*Aim of the exercise*
Identify the lines bearing the string "name" and gather them.

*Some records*
((
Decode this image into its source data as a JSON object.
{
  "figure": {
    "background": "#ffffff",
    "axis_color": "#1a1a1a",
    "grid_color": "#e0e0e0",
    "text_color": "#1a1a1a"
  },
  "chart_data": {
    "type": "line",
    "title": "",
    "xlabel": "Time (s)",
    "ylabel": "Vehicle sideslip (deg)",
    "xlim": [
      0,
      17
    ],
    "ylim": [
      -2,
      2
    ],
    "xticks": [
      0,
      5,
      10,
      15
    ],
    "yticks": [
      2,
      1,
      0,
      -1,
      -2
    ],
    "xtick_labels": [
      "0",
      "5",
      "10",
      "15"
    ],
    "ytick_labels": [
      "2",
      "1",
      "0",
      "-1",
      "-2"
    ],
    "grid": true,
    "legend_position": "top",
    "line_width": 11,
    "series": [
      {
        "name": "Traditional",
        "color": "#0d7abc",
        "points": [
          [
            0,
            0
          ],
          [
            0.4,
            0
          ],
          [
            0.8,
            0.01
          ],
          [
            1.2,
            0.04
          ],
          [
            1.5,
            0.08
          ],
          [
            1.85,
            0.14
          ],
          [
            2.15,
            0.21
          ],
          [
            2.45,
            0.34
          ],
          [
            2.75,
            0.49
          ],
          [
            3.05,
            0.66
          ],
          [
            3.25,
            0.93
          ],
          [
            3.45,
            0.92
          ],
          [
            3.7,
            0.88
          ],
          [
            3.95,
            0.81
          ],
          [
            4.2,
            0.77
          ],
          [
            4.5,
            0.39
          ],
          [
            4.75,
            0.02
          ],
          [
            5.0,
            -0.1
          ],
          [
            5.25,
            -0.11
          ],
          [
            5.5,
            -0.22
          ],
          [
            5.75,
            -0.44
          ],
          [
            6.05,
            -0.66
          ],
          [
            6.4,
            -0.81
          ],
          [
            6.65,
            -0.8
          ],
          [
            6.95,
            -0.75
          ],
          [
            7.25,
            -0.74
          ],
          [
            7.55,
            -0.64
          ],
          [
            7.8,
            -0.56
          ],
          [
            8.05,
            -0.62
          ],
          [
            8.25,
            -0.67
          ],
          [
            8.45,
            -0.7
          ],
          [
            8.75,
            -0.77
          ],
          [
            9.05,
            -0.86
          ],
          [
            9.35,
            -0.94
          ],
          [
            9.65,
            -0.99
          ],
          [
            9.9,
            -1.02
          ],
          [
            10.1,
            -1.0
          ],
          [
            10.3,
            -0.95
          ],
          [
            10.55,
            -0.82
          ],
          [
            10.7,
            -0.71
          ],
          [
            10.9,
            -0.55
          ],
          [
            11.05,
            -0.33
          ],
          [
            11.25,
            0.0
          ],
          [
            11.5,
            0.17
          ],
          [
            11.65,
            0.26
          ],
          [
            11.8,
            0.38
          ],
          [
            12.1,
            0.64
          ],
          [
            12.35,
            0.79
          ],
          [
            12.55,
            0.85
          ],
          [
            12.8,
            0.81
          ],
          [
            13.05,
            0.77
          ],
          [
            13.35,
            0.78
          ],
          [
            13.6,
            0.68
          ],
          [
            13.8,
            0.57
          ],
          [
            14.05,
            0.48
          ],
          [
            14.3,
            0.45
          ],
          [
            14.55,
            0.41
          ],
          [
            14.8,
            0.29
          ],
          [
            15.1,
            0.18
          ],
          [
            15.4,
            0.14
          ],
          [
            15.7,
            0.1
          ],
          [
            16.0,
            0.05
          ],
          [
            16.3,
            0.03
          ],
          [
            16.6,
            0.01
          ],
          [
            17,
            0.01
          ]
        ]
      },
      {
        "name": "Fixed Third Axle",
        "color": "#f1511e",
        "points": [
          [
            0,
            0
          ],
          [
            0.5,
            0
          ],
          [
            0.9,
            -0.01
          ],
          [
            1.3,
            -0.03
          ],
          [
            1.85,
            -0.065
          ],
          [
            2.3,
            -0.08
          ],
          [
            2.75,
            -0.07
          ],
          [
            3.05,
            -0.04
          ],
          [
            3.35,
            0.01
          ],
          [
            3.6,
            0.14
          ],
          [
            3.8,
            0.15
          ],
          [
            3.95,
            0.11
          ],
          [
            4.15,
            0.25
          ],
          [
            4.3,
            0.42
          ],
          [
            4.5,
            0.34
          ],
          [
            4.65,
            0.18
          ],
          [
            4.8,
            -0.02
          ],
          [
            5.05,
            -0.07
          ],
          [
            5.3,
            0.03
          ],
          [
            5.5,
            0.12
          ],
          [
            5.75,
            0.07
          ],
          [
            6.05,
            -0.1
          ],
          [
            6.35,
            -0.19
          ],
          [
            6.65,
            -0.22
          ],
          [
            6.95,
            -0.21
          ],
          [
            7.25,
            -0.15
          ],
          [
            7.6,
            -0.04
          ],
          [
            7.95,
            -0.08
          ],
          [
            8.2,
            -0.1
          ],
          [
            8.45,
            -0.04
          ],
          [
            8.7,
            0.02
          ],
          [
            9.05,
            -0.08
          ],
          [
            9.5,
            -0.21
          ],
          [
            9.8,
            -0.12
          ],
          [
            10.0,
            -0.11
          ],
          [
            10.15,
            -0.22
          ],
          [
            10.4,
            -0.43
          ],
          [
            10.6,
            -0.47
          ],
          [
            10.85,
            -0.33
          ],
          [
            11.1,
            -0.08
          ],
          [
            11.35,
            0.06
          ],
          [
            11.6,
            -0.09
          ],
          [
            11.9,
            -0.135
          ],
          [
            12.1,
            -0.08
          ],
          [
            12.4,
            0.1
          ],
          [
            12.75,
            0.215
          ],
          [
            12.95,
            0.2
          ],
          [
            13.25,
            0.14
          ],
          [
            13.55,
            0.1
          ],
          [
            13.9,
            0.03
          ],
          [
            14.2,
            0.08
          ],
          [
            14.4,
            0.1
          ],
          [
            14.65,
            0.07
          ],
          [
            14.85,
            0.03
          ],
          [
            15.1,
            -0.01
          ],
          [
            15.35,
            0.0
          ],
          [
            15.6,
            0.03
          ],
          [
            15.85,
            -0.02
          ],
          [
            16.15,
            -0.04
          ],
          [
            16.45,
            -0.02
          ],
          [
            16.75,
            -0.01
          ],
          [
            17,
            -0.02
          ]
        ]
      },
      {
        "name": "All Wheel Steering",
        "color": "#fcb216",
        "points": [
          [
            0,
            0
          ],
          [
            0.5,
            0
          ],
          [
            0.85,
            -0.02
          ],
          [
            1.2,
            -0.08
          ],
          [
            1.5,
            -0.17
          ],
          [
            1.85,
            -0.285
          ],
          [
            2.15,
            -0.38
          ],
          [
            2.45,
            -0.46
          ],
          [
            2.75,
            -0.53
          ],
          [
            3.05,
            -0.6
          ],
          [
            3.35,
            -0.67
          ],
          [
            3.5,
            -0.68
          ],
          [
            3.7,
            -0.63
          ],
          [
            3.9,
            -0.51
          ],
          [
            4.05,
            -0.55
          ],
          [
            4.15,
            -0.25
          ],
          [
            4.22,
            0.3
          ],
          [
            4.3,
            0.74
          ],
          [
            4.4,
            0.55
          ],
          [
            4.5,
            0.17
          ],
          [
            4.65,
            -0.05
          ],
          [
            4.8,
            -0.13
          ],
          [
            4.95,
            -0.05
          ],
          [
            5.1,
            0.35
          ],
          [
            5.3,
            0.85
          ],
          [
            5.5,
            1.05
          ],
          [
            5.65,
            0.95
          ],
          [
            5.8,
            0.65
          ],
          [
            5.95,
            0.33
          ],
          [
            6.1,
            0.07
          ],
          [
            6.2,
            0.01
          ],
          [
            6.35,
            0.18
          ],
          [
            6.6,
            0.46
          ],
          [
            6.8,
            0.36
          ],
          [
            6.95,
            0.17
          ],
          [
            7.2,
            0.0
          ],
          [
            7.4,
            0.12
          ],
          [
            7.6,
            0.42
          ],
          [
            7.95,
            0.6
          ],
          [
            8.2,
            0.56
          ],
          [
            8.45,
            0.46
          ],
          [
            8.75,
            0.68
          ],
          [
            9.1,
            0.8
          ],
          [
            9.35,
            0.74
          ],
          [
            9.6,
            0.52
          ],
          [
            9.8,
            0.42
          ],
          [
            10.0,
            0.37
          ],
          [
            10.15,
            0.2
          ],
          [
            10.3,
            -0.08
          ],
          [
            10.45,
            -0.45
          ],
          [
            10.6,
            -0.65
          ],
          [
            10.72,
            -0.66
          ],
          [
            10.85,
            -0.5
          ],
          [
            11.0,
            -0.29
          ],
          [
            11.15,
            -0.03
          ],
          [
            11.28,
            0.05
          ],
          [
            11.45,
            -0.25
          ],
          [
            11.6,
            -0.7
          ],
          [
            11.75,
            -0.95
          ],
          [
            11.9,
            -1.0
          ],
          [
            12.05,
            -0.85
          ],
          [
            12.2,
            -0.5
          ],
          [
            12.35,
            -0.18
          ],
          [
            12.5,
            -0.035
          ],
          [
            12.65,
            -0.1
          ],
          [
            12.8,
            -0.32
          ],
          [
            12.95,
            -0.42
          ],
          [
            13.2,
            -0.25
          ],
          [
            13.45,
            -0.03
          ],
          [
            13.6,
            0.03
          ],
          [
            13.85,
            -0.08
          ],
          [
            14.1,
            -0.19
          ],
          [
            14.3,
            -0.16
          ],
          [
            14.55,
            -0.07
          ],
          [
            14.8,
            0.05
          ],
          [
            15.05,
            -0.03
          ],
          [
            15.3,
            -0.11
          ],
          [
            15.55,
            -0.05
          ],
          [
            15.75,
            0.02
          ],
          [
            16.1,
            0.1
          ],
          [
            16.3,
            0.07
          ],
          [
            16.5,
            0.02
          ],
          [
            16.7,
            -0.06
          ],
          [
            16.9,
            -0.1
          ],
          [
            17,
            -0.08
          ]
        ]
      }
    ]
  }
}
))
*Task result*
        "name": "Traditional",
        "name": "Fixed Third Axle",
        "name": "All Wheel Steering",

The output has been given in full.